All lines with the word "name" are to be found and copied from the listing.

Data supplied ->
+++++

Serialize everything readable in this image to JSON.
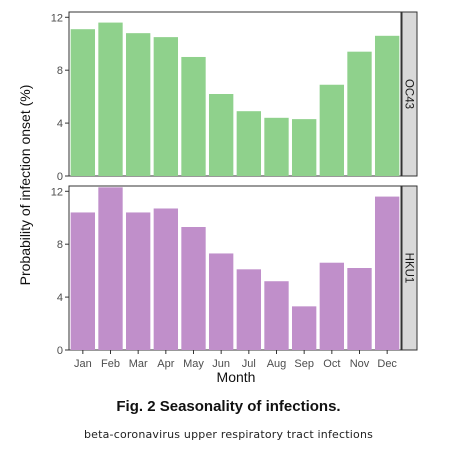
{
  "chart_data": {
    "type": "bar",
    "categories": [
      "Jan",
      "Feb",
      "Mar",
      "Apr",
      "May",
      "Jun",
      "Jul",
      "Aug",
      "Sep",
      "Oct",
      "Nov",
      "Dec"
    ],
    "xlabel": "Month",
    "ylabel": "Probability of infection onset (%)",
    "ylim": [
      0,
      12.4
    ],
    "yticks": [
      "0",
      "4",
      "8",
      "12"
    ],
    "grid": false,
    "panels": [
      {
        "name": "OC43",
        "color": "#8fd18c",
        "values": [
          11.1,
          11.6,
          10.8,
          10.5,
          9.0,
          6.2,
          4.9,
          4.4,
          4.3,
          6.9,
          9.4,
          10.6
        ]
      },
      {
        "name": "HKU1",
        "color": "#c08fca",
        "values": [
          10.4,
          12.3,
          10.4,
          10.7,
          9.3,
          7.3,
          6.1,
          5.2,
          3.3,
          6.6,
          6.2,
          11.6
        ]
      }
    ]
  },
  "caption": {
    "title": "Fig. 2 Seasonality of infections.",
    "subtitle": "beta-coronavirus upper respiratory tract infections"
  }
}
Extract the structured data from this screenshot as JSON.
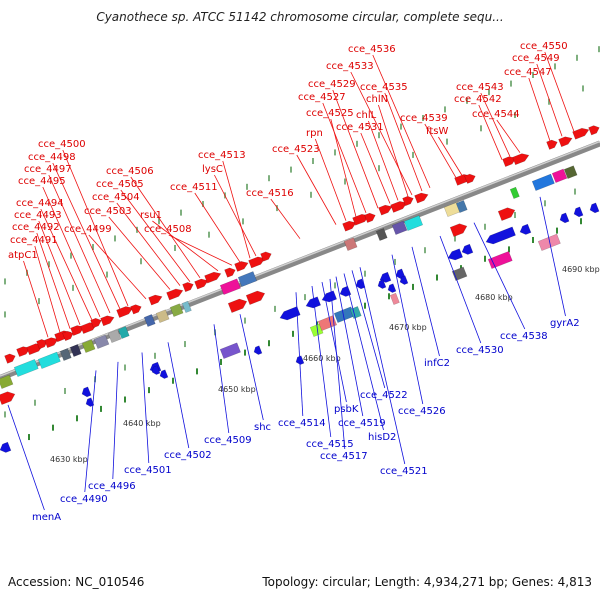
{
  "title": "Cyanothece sp. ATCC 51142 chromosome circular, complete sequ...",
  "footer": {
    "accession": "Accession: NC_010546",
    "topology": "Topology: circular; Length: 4,934,271 bp; Genes: 4,813"
  },
  "colors": {
    "forward_label": "#dd0000",
    "reverse_label": "#0000cc",
    "backbone": "#888888",
    "tick": "#338833"
  },
  "kbp_ticks": [
    "4630 kbp",
    "4640 kbp",
    "4650 kbp",
    "4660 kbp",
    "4670 kbp",
    "4680 kbp",
    "4690 kbp"
  ],
  "forward_labels": [
    "atpC1",
    "cce_4491",
    "cce_4492",
    "cce_4493",
    "cce_4494",
    "cce_4495",
    "cce_4497",
    "cce_4498",
    "cce_4500",
    "cce_4499",
    "cce_4503",
    "cce_4504",
    "cce_4505",
    "cce_4506",
    "rsu1",
    "cce_4508",
    "cce_4511",
    "cce_4513",
    "lysC",
    "cce_4516",
    "cce_4523",
    "rpn",
    "cce_4525",
    "cce_4527",
    "cce_4529",
    "cce_4531",
    "chlL",
    "chlN",
    "cce_4533",
    "cce_4535",
    "cce_4536",
    "cce_4539",
    "ftsW",
    "cce_4542",
    "cce_4543",
    "cce_4544",
    "cce_4547",
    "cce_4549",
    "cce_4550"
  ],
  "reverse_labels": [
    "menA",
    "cce_4490",
    "cce_4496",
    "cce_4501",
    "cce_4502",
    "cce_4509",
    "shc",
    "cce_4514",
    "cce_4515",
    "psbK",
    "cce_4517",
    "cce_4519",
    "hisD2",
    "cce_4522",
    "cce_4521",
    "cce_4526",
    "infC2",
    "cce_4530",
    "cce_4538",
    "gyrA2"
  ]
}
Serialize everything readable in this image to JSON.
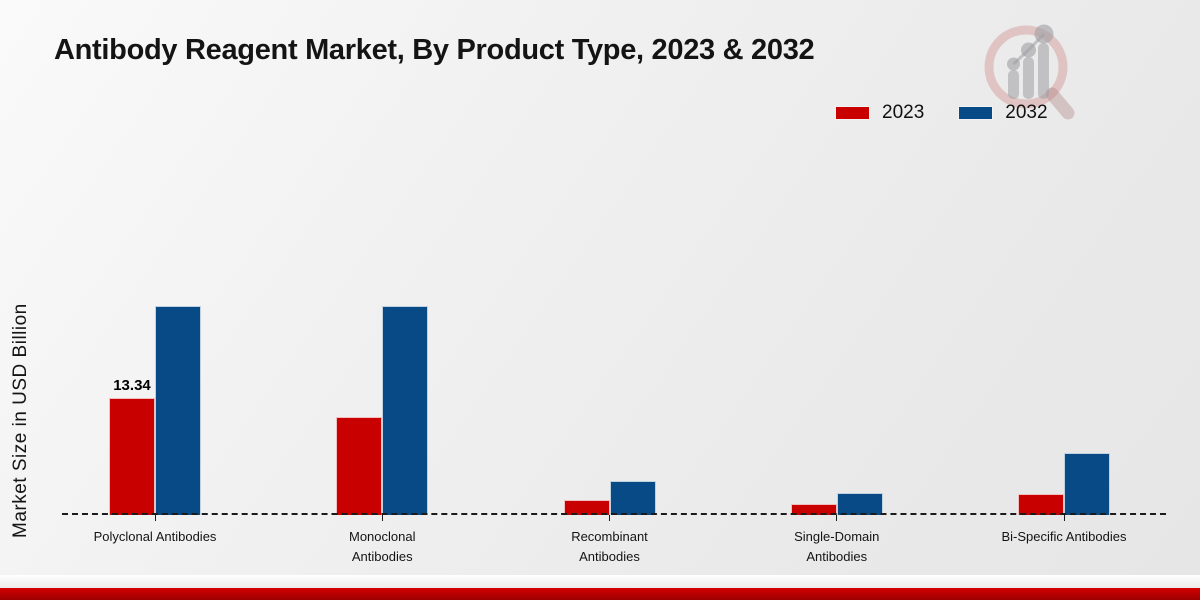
{
  "chart_data": {
    "type": "bar",
    "title": "Antibody Reagent Market, By Product Type, 2023 & 2032",
    "categories": [
      "Polyclonal Antibodies",
      "Monoclonal Antibodies",
      "Recombinant Antibodies",
      "Single-Domain Antibodies",
      "Bi-Specific Antibodies"
    ],
    "series": [
      {
        "name": "2023",
        "color": "#c80000",
        "values": [
          13.34,
          11.2,
          1.7,
          1.25,
          2.4
        ]
      },
      {
        "name": "2032",
        "color": "#084a85",
        "values": [
          23.8,
          23.8,
          3.9,
          2.5,
          7.1
        ]
      }
    ],
    "xlabel": "",
    "ylabel": "Market Size in USD Billion",
    "ylim": [
      0,
      26
    ],
    "grid": false,
    "legend_position": "top-right",
    "baseline_style": "dashed",
    "value_labels": [
      {
        "series": "2023",
        "category_index": 0,
        "text": "13.34"
      }
    ]
  },
  "footer": {
    "accent_color": "#c00000"
  },
  "logo": {
    "name": "market-research-magnifier-logo"
  }
}
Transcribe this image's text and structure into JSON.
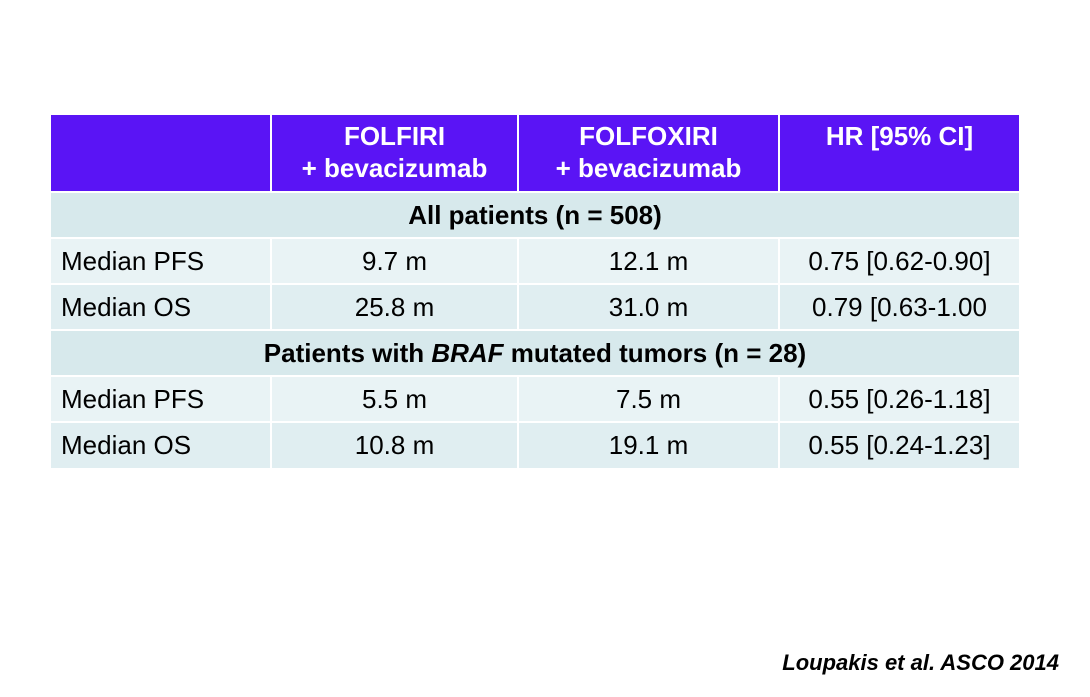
{
  "table": {
    "header": {
      "col1": [
        "FOLFIRI",
        "+ bevacizumab"
      ],
      "col2": [
        "FOLFOXIRI",
        "+ bevacizumab"
      ],
      "col3": "HR [95% CI]"
    },
    "section_all": {
      "label": "All patients (n = 508)",
      "rows": [
        {
          "label": "Median PFS",
          "folfiri": "9.7 m",
          "folfoxiri": "12.1 m",
          "hr": "0.75 [0.62-0.90]"
        },
        {
          "label": "Median OS",
          "folfiri": "25.8 m",
          "folfoxiri": "31.0 m",
          "hr": "0.79 [0.63-1.00"
        }
      ]
    },
    "section_braf": {
      "label_prefix": "Patients with ",
      "label_italic": "BRAF",
      "label_suffix": " mutated tumors (n = 28)",
      "rows": [
        {
          "label": "Median PFS",
          "folfiri": "5.5 m",
          "folfoxiri": "7.5 m",
          "hr": "0.55 [0.26-1.18]"
        },
        {
          "label": "Median OS",
          "folfiri": "10.8 m",
          "folfoxiri": "19.1 m",
          "hr": "0.55 [0.24-1.23]"
        }
      ]
    }
  },
  "citation": "Loupakis et al. ASCO 2014",
  "colors": {
    "header_bg": "#5a14f5",
    "section_bg": "#d7e9ec",
    "row_bg_a": "#e9f3f5",
    "row_bg_b": "#e0eef1"
  }
}
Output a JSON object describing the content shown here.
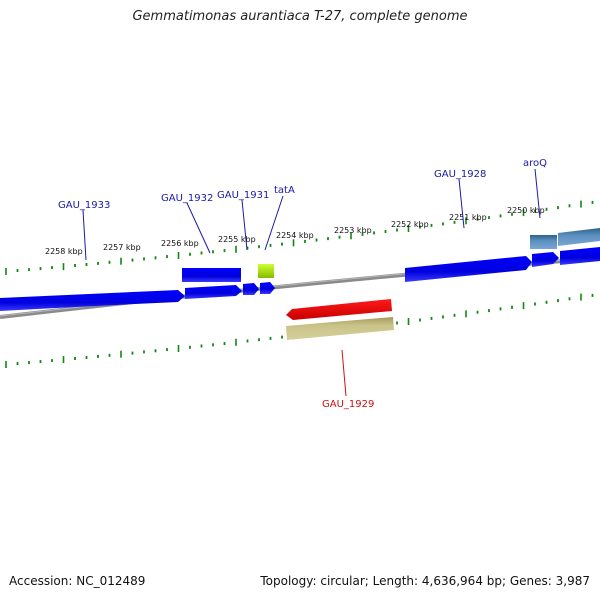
{
  "title": "Gemmatimonas aurantiaca T-27, complete genome",
  "footer": {
    "accession": "Accession: NC_012489",
    "summary": "Topology: circular; Length: 4,636,964 bp; Genes: 3,987"
  },
  "scale_labels": [
    "2258 kbp",
    "2257 kbp",
    "2256 kbp",
    "2255 kbp",
    "2254 kbp",
    "2253 kbp",
    "2252 kbp",
    "2251 kbp",
    "2250 kbp"
  ],
  "genes": {
    "gau1933": "GAU_1933",
    "gau1932": "GAU_1932",
    "gau1931": "GAU_1931",
    "tata": "tatA",
    "gau1928": "GAU_1928",
    "aroq": "aroQ",
    "gau1929": "GAU_1929"
  },
  "colors": {
    "forward_gene": "#0000ee",
    "reverse_gene": "#ee0000",
    "tat_gene": "#99cc00",
    "aro_gene": "#4682b4",
    "rna_band": "#bdb76b",
    "backbone": "#808080",
    "tick": "#118811",
    "label_blue": "#1a1aa6",
    "label_red": "#cc1111"
  }
}
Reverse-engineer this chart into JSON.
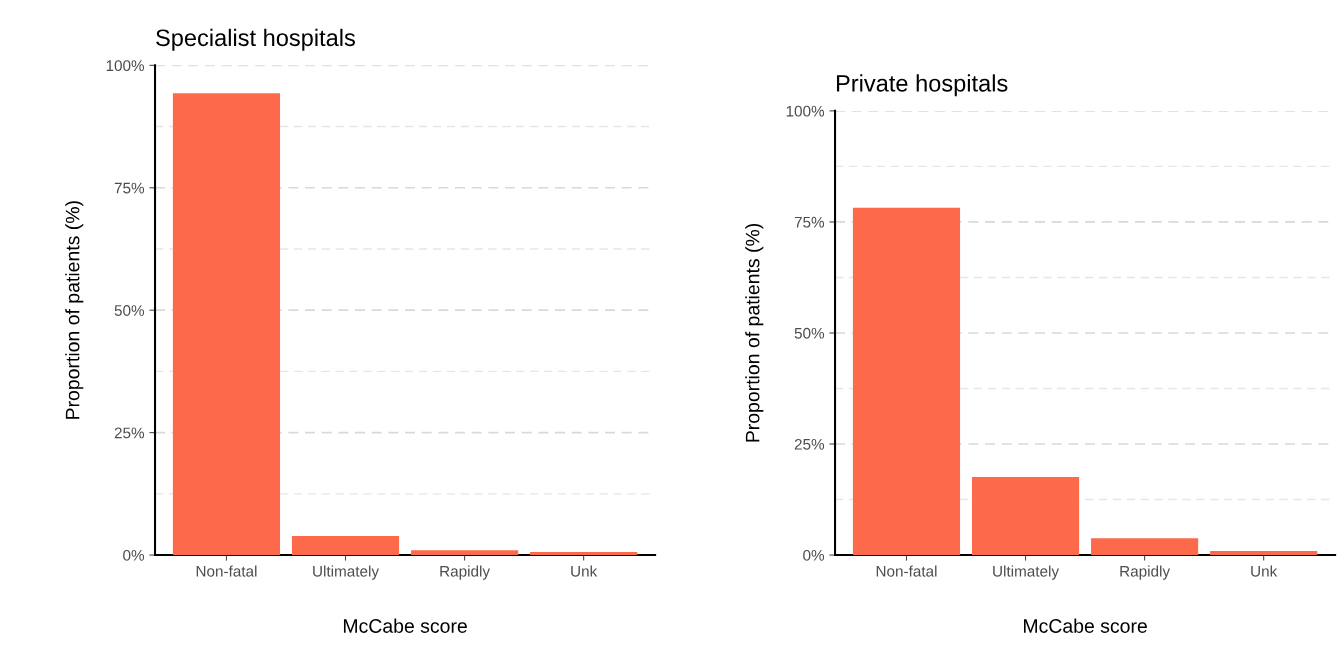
{
  "chart_data": [
    {
      "type": "bar",
      "title": "Specialist hospitals",
      "xlabel": "McCabe score",
      "ylabel": "Proportion of patients (%)",
      "categories": [
        "Non-fatal",
        "Ultimately",
        "Rapidly",
        "Unk"
      ],
      "values": [
        94.3,
        3.9,
        1.0,
        0.6
      ],
      "color": "#fc6a4b",
      "ylim": [
        0,
        100
      ],
      "yticks": [
        {
          "value": 0,
          "label": "0%"
        },
        {
          "value": 25,
          "label": "25%"
        },
        {
          "value": 50,
          "label": "50%"
        },
        {
          "value": 75,
          "label": "75%"
        },
        {
          "value": 100,
          "label": "100%"
        }
      ],
      "grid": "y"
    },
    {
      "type": "bar",
      "title": "Private hospitals",
      "xlabel": "McCabe score",
      "ylabel": "Proportion of patients (%)",
      "categories": [
        "Non-fatal",
        "Ultimately",
        "Rapidly",
        "Unk"
      ],
      "values": [
        78.2,
        17.6,
        3.8,
        0.9
      ],
      "color": "#fc6a4b",
      "ylim": [
        0,
        100
      ],
      "yticks": [
        {
          "value": 0,
          "label": "0%"
        },
        {
          "value": 25,
          "label": "25%"
        },
        {
          "value": 50,
          "label": "50%"
        },
        {
          "value": 75,
          "label": "75%"
        },
        {
          "value": 100,
          "label": "100%"
        }
      ],
      "grid": "y"
    }
  ]
}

+++++

Reply ->
        "name": "OC43",
        "name": "HKU1",
        "name": "2023",
        "name": "2032",
    "name": "market-research-magnifier-logo"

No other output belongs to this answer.